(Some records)

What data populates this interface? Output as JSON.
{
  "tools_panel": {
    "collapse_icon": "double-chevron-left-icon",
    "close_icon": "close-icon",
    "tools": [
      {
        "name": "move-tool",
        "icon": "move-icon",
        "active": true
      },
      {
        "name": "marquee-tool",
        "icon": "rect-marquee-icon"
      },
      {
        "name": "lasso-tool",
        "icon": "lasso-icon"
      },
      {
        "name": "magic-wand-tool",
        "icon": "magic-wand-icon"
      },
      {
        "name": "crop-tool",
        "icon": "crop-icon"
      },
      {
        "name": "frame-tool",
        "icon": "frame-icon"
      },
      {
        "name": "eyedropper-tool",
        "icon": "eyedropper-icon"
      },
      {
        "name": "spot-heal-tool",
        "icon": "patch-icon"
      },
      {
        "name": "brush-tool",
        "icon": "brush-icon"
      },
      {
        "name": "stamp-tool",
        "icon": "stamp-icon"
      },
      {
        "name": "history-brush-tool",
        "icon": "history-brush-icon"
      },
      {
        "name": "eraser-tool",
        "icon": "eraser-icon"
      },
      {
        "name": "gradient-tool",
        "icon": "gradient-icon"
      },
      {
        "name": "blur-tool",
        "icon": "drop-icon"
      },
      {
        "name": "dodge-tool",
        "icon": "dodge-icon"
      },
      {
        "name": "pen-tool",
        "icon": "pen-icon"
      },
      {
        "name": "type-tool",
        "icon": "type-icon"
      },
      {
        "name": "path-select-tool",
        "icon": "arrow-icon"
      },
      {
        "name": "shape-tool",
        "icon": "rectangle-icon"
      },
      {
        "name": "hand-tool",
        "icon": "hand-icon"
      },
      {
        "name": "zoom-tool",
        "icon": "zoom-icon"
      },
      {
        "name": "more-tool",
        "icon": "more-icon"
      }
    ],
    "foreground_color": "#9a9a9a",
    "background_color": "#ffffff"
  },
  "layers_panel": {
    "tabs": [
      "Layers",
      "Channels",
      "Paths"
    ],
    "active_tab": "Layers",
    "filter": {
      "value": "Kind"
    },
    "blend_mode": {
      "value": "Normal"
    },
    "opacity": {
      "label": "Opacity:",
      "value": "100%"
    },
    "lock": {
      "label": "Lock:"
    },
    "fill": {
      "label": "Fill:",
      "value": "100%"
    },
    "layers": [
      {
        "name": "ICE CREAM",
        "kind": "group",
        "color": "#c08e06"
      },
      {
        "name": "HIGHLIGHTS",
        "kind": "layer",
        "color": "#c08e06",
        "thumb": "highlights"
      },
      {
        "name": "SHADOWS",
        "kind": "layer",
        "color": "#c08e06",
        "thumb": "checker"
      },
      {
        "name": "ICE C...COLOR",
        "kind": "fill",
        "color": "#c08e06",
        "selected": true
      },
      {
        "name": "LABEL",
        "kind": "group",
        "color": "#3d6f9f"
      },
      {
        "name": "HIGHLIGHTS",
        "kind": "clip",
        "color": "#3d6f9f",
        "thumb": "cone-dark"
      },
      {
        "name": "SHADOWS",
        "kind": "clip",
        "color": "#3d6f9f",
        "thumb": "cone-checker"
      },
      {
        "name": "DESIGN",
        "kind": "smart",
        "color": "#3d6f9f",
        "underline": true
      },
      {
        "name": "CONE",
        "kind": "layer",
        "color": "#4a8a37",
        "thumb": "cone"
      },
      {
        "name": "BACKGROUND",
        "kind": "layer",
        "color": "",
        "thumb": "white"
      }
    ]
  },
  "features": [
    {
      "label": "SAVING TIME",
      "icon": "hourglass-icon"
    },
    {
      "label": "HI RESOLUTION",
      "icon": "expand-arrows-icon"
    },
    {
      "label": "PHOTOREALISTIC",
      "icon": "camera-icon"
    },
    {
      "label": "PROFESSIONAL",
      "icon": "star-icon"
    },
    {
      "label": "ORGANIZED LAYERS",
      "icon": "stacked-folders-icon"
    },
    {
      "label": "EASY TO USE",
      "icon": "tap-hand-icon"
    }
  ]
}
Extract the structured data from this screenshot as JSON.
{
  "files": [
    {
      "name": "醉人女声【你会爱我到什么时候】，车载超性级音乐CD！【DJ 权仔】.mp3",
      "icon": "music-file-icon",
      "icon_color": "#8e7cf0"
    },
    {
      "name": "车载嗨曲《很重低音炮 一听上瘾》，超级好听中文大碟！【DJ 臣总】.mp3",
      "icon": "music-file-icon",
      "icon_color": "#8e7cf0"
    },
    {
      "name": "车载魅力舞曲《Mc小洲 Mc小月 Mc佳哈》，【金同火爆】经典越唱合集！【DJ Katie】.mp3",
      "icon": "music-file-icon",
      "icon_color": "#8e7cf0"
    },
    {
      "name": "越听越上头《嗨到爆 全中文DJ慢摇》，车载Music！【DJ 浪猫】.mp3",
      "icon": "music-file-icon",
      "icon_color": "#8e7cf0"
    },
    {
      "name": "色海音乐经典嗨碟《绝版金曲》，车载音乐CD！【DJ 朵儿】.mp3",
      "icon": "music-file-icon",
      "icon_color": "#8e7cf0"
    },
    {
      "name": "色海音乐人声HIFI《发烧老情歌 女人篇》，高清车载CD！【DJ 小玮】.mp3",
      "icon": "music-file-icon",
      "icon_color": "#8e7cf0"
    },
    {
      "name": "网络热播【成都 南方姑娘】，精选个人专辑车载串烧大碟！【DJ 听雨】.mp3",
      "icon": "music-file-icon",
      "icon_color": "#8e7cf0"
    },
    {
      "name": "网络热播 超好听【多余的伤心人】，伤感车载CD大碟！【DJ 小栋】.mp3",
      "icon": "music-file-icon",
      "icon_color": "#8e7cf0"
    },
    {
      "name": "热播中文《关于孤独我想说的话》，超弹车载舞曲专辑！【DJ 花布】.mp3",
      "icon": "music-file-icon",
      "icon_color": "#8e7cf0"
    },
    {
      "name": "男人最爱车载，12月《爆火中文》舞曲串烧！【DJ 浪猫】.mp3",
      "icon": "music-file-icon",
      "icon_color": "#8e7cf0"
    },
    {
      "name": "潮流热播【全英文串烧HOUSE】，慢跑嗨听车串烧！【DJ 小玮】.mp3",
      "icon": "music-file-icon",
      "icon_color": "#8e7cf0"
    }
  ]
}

__Requirements__
All the entries above need to be reproduced exactly.

__Full output__
What data populates this interface? Output as JSON.
{
  "tools_panel": {
    "collapse_icon": "double-chevron-left-icon",
    "close_icon": "close-icon",
    "tools": [
      {
        "name": "move-tool",
        "icon": "move-icon",
        "active": true
      },
      {
        "name": "marquee-tool",
        "icon": "rect-marquee-icon"
      },
      {
        "name": "lasso-tool",
        "icon": "lasso-icon"
      },
      {
        "name": "magic-wand-tool",
        "icon": "magic-wand-icon"
      },
      {
        "name": "crop-tool",
        "icon": "crop-icon"
      },
      {
        "name": "frame-tool",
        "icon": "frame-icon"
      },
      {
        "name": "eyedropper-tool",
        "icon": "eyedropper-icon"
      },
      {
        "name": "spot-heal-tool",
        "icon": "patch-icon"
      },
      {
        "name": "brush-tool",
        "icon": "brush-icon"
      },
      {
        "name": "stamp-tool",
        "icon": "stamp-icon"
      },
      {
        "name": "history-brush-tool",
        "icon": "history-brush-icon"
      },
      {
        "name": "eraser-tool",
        "icon": "eraser-icon"
      },
      {
        "name": "gradient-tool",
        "icon": "gradient-icon"
      },
      {
        "name": "blur-tool",
        "icon": "drop-icon"
      },
      {
        "name": "dodge-tool",
        "icon": "dodge-icon"
      },
      {
        "name": "pen-tool",
        "icon": "pen-icon"
      },
      {
        "name": "type-tool",
        "icon": "type-icon"
      },
      {
        "name": "path-select-tool",
        "icon": "arrow-icon"
      },
      {
        "name": "shape-tool",
        "icon": "rectangle-icon"
      },
      {
        "name": "hand-tool",
        "icon": "hand-icon"
      },
      {
        "name": "zoom-tool",
        "icon": "zoom-icon"
      },
      {
        "name": "more-tool",
        "icon": "more-icon"
      }
    ],
    "foreground_color": "#9a9a9a",
    "background_color": "#ffffff"
  },
  "layers_panel": {
    "tabs": [
      "Layers",
      "Channels",
      "Paths"
    ],
    "active_tab": "Layers",
    "filter": {
      "value": "Kind"
    },
    "blend_mode": {
      "value": "Normal"
    },
    "opacity": {
      "label": "Opacity:",
      "value": "100%"
    },
    "lock": {
      "label": "Lock:"
    },
    "fill": {
      "label": "Fill:",
      "value": "100%"
    },
    "layers": [
      {
        "name": "ICE CREAM",
        "kind": "group",
        "color": "#c08e06"
      },
      {
        "name": "HIGHLIGHTS",
        "kind": "layer",
        "color": "#c08e06",
        "thumb": "highlights"
      },
      {
        "name": "SHADOWS",
        "kind": "layer",
        "color": "#c08e06",
        "thumb": "checker"
      },
      {
        "name": "ICE C...COLOR",
        "kind": "fill",
        "color": "#c08e06",
        "selected": true
      },
      {
        "name": "LABEL",
        "kind": "group",
        "color": "#3d6f9f"
      },
      {
        "name": "HIGHLIGHTS",
        "kind": "clip",
        "color": "#3d6f9f",
        "thumb": "cone-dark"
      },
      {
        "name": "SHADOWS",
        "kind": "clip",
        "color": "#3d6f9f",
        "thumb": "cone-checker"
      },
      {
        "name": "DESIGN",
        "kind": "smart",
        "color": "#3d6f9f",
        "underline": true
      },
      {
        "name": "CONE",
        "kind": "layer",
        "color": "#4a8a37",
        "thumb": "cone"
      },
      {
        "name": "BACKGROUND",
        "kind": "layer",
        "color": "",
        "thumb": "white"
      }
    ]
  },
  "features": [
    {
      "label": "SAVING TIME",
      "icon": "hourglass-icon"
    },
    {
      "label": "HI RESOLUTION",
      "icon": "expand-arrows-icon"
    },
    {
      "label": "PHOTOREALISTIC",
      "icon": "camera-icon"
    },
    {
      "label": "PROFESSIONAL",
      "icon": "star-icon"
    },
    {
      "label": "ORGANIZED LAYERS",
      "icon": "stacked-folders-icon"
    },
    {
      "label": "EASY TO USE",
      "icon": "tap-hand-icon"
    }
  ]
}
Extract the structured data from this screenshot as JSON.
{
  "files": [
    {
      "name": "醉人女声【你会爱我到什么时候】，车载超性级音乐CD！【DJ 权仔】.mp3",
      "icon": "music-file-icon",
      "icon_color": "#8e7cf0"
    },
    {
      "name": "车载嗨曲《很重低音炮 一听上瘾》，超级好听中文大碟！【DJ 臣总】.mp3",
      "icon": "music-file-icon",
      "icon_color": "#8e7cf0"
    },
    {
      "name": "车载魅力舞曲《Mc小洲 Mc小月 Mc佳哈》，【金同火爆】经典越唱合集！【DJ Katie】.mp3",
      "icon": "music-file-icon",
      "icon_color": "#8e7cf0"
    },
    {
      "name": "越听越上头《嗨到爆 全中文DJ慢摇》，车载Music！【DJ 浪猫】.mp3",
      "icon": "music-file-icon",
      "icon_color": "#8e7cf0"
    },
    {
      "name": "色海音乐经典嗨碟《绝版金曲》，车载音乐CD！【DJ 朵儿】.mp3",
      "icon": "music-file-icon",
      "icon_color": "#8e7cf0"
    },
    {
      "name": "色海音乐人声HIFI《发烧老情歌 女人篇》，高清车载CD！【DJ 小玮】.mp3",
      "icon": "music-file-icon",
      "icon_color": "#8e7cf0"
    },
    {
      "name": "网络热播【成都 南方姑娘】，精选个人专辑车载串烧大碟！【DJ 听雨】.mp3",
      "icon": "music-file-icon",
      "icon_color": "#8e7cf0"
    },
    {
      "name": "网络热播 超好听【多余的伤心人】，伤感车载CD大碟！【DJ 小栋】.mp3",
      "icon": "music-file-icon",
      "icon_color": "#8e7cf0"
    },
    {
      "name": "热播中文《关于孤独我想说的话》，超弹车载舞曲专辑！【DJ 花布】.mp3",
      "icon": "music-file-icon",
      "icon_color": "#8e7cf0"
    },
    {
      "name": "男人最爱车载，12月《爆火中文》舞曲串烧！【DJ 浪猫】.mp3",
      "icon": "music-file-icon",
      "icon_color": "#8e7cf0"
    },
    {
      "name": "潮流热播【全英文串烧HOUSE】，慢跑嗨听车串烧！【DJ 小玮】.mp3",
      "icon": "music-file-icon",
      "icon_color": "#8e7cf0"
    }
  ]
}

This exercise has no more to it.